### Problem to work on:
Each entry below should be reproduced character for character.

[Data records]
- - - - -
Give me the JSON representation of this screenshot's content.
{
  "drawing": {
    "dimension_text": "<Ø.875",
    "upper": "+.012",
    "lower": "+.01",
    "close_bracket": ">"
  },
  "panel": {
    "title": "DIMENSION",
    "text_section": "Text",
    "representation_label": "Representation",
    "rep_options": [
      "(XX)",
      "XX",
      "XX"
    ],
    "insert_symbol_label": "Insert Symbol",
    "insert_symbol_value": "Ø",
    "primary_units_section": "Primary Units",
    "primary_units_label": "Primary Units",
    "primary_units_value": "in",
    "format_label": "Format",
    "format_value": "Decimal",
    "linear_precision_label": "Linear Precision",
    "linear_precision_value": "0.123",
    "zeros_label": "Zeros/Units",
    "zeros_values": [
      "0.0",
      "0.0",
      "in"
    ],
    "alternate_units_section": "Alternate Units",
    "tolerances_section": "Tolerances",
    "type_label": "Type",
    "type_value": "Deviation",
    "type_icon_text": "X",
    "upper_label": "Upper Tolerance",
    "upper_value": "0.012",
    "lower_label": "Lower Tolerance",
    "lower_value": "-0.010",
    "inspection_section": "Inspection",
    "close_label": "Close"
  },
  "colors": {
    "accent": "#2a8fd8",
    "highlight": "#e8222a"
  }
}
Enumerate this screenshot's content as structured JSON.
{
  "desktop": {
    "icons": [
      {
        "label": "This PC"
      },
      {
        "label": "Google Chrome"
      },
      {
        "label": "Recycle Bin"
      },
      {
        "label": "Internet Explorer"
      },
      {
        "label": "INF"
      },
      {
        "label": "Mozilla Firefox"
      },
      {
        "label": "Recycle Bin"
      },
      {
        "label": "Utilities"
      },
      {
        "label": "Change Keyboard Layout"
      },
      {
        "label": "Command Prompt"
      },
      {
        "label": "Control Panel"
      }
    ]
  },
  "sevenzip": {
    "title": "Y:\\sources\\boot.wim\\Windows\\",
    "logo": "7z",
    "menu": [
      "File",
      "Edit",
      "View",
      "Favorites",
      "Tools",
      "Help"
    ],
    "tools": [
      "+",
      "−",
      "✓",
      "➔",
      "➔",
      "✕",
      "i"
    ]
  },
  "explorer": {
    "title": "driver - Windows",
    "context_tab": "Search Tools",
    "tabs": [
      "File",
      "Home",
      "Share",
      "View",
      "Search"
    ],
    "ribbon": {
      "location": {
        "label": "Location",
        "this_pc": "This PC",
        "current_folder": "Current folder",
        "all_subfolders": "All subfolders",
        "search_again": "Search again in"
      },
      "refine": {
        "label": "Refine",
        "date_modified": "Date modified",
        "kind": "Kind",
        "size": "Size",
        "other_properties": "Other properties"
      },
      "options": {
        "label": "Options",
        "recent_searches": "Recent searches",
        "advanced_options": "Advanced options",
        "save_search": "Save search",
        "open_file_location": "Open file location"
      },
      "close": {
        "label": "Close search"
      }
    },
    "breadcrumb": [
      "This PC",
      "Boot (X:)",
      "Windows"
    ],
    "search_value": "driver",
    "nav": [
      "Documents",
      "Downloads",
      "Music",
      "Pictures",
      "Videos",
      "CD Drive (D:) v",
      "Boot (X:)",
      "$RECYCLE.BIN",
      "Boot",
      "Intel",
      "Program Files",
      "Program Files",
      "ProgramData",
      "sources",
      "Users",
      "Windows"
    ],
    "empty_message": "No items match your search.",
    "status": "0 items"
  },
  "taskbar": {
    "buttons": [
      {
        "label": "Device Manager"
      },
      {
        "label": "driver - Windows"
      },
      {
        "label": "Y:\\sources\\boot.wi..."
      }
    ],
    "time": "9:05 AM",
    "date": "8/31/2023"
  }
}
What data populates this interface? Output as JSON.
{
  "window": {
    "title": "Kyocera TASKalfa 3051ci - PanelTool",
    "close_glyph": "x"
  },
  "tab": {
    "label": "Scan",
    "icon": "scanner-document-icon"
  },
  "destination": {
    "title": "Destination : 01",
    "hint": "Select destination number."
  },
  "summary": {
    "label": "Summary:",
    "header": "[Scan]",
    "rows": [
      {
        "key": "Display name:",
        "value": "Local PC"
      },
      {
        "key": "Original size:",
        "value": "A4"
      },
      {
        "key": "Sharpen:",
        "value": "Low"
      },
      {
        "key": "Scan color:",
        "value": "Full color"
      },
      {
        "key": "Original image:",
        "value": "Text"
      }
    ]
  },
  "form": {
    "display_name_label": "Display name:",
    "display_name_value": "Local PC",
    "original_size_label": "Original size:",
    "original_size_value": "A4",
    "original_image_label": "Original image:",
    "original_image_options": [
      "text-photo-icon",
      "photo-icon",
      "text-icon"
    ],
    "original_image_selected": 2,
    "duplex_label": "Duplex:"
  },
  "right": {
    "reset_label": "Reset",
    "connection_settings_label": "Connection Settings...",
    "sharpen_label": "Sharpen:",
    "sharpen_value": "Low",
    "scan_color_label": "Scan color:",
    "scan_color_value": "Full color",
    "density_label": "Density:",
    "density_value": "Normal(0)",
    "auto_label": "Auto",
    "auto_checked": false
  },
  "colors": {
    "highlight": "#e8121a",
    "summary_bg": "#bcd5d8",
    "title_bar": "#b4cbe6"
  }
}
- - - - -
### Result below:
Give me the JSON representation of this screenshot's content.
{
  "drawing": {
    "dimension_text": "<Ø.875",
    "upper": "+.012",
    "lower": "+.01",
    "close_bracket": ">"
  },
  "panel": {
    "title": "DIMENSION",
    "text_section": "Text",
    "representation_label": "Representation",
    "rep_options": [
      "(XX)",
      "XX",
      "XX"
    ],
    "insert_symbol_label": "Insert Symbol",
    "insert_symbol_value": "Ø",
    "primary_units_section": "Primary Units",
    "primary_units_label": "Primary Units",
    "primary_units_value": "in",
    "format_label": "Format",
    "format_value": "Decimal",
    "linear_precision_label": "Linear Precision",
    "linear_precision_value": "0.123",
    "zeros_label": "Zeros/Units",
    "zeros_values": [
      "0.0",
      "0.0",
      "in"
    ],
    "alternate_units_section": "Alternate Units",
    "tolerances_section": "Tolerances",
    "type_label": "Type",
    "type_value": "Deviation",
    "type_icon_text": "X",
    "upper_label": "Upper Tolerance",
    "upper_value": "0.012",
    "lower_label": "Lower Tolerance",
    "lower_value": "-0.010",
    "inspection_section": "Inspection",
    "close_label": "Close"
  },
  "colors": {
    "accent": "#2a8fd8",
    "highlight": "#e8222a"
  }
}
Enumerate this screenshot's content as structured JSON.
{
  "desktop": {
    "icons": [
      {
        "label": "This PC"
      },
      {
        "label": "Google Chrome"
      },
      {
        "label": "Recycle Bin"
      },
      {
        "label": "Internet Explorer"
      },
      {
        "label": "INF"
      },
      {
        "label": "Mozilla Firefox"
      },
      {
        "label": "Recycle Bin"
      },
      {
        "label": "Utilities"
      },
      {
        "label": "Change Keyboard Layout"
      },
      {
        "label": "Command Prompt"
      },
      {
        "label": "Control Panel"
      }
    ]
  },
  "sevenzip": {
    "title": "Y:\\sources\\boot.wim\\Windows\\",
    "logo": "7z",
    "menu": [
      "File",
      "Edit",
      "View",
      "Favorites",
      "Tools",
      "Help"
    ],
    "tools": [
      "+",
      "−",
      "✓",
      "➔",
      "➔",
      "✕",
      "i"
    ]
  },
  "explorer": {
    "title": "driver - Windows",
    "context_tab": "Search Tools",
    "tabs": [
      "File",
      "Home",
      "Share",
      "View",
      "Search"
    ],
    "ribbon": {
      "location": {
        "label": "Location",
        "this_pc": "This PC",
        "current_folder": "Current folder",
        "all_subfolders": "All subfolders",
        "search_again": "Search again in"
      },
      "refine": {
        "label": "Refine",
        "date_modified": "Date modified",
        "kind": "Kind",
        "size": "Size",
        "other_properties": "Other properties"
      },
      "options": {
        "label": "Options",
        "recent_searches": "Recent searches",
        "advanced_options": "Advanced options",
        "save_search": "Save search",
        "open_file_location": "Open file location"
      },
      "close": {
        "label": "Close search"
      }
    },
    "breadcrumb": [
      "This PC",
      "Boot (X:)",
      "Windows"
    ],
    "search_value": "driver",
    "nav": [
      "Documents",
      "Downloads",
      "Music",
      "Pictures",
      "Videos",
      "CD Drive (D:) v",
      "Boot (X:)",
      "$RECYCLE.BIN",
      "Boot",
      "Intel",
      "Program Files",
      "Program Files",
      "ProgramData",
      "sources",
      "Users",
      "Windows"
    ],
    "empty_message": "No items match your search.",
    "status": "0 items"
  },
  "taskbar": {
    "buttons": [
      {
        "label": "Device Manager"
      },
      {
        "label": "driver - Windows"
      },
      {
        "label": "Y:\\sources\\boot.wi..."
      }
    ],
    "time": "9:05 AM",
    "date": "8/31/2023"
  }
}
What data populates this interface? Output as JSON.
{
  "window": {
    "title": "Kyocera TASKalfa 3051ci - PanelTool",
    "close_glyph": "x"
  },
  "tab": {
    "label": "Scan",
    "icon": "scanner-document-icon"
  },
  "destination": {
    "title": "Destination : 01",
    "hint": "Select destination number."
  },
  "summary": {
    "label": "Summary:",
    "header": "[Scan]",
    "rows": [
      {
        "key": "Display name:",
        "value": "Local PC"
      },
      {
        "key": "Original size:",
        "value": "A4"
      },
      {
        "key": "Sharpen:",
        "value": "Low"
      },
      {
        "key": "Scan color:",
        "value": "Full color"
      },
      {
        "key": "Original image:",
        "value": "Text"
      }
    ]
  },
  "form": {
    "display_name_label": "Display name:",
    "display_name_value": "Local PC",
    "original_size_label": "Original size:",
    "original_size_value": "A4",
    "original_image_label": "Original image:",
    "original_image_options": [
      "text-photo-icon",
      "photo-icon",
      "text-icon"
    ],
    "original_image_selected": 2,
    "duplex_label": "Duplex:"
  },
  "right": {
    "reset_label": "Reset",
    "connection_settings_label": "Connection Settings...",
    "sharpen_label": "Sharpen:",
    "sharpen_value": "Low",
    "scan_color_label": "Scan color:",
    "scan_color_value": "Full color",
    "density_label": "Density:",
    "density_value": "Normal(0)",
    "auto_label": "Auto",
    "auto_checked": false
  },
  "colors": {
    "highlight": "#e8121a",
    "summary_bg": "#bcd5d8",
    "title_bar": "#b4cbe6"
  }
}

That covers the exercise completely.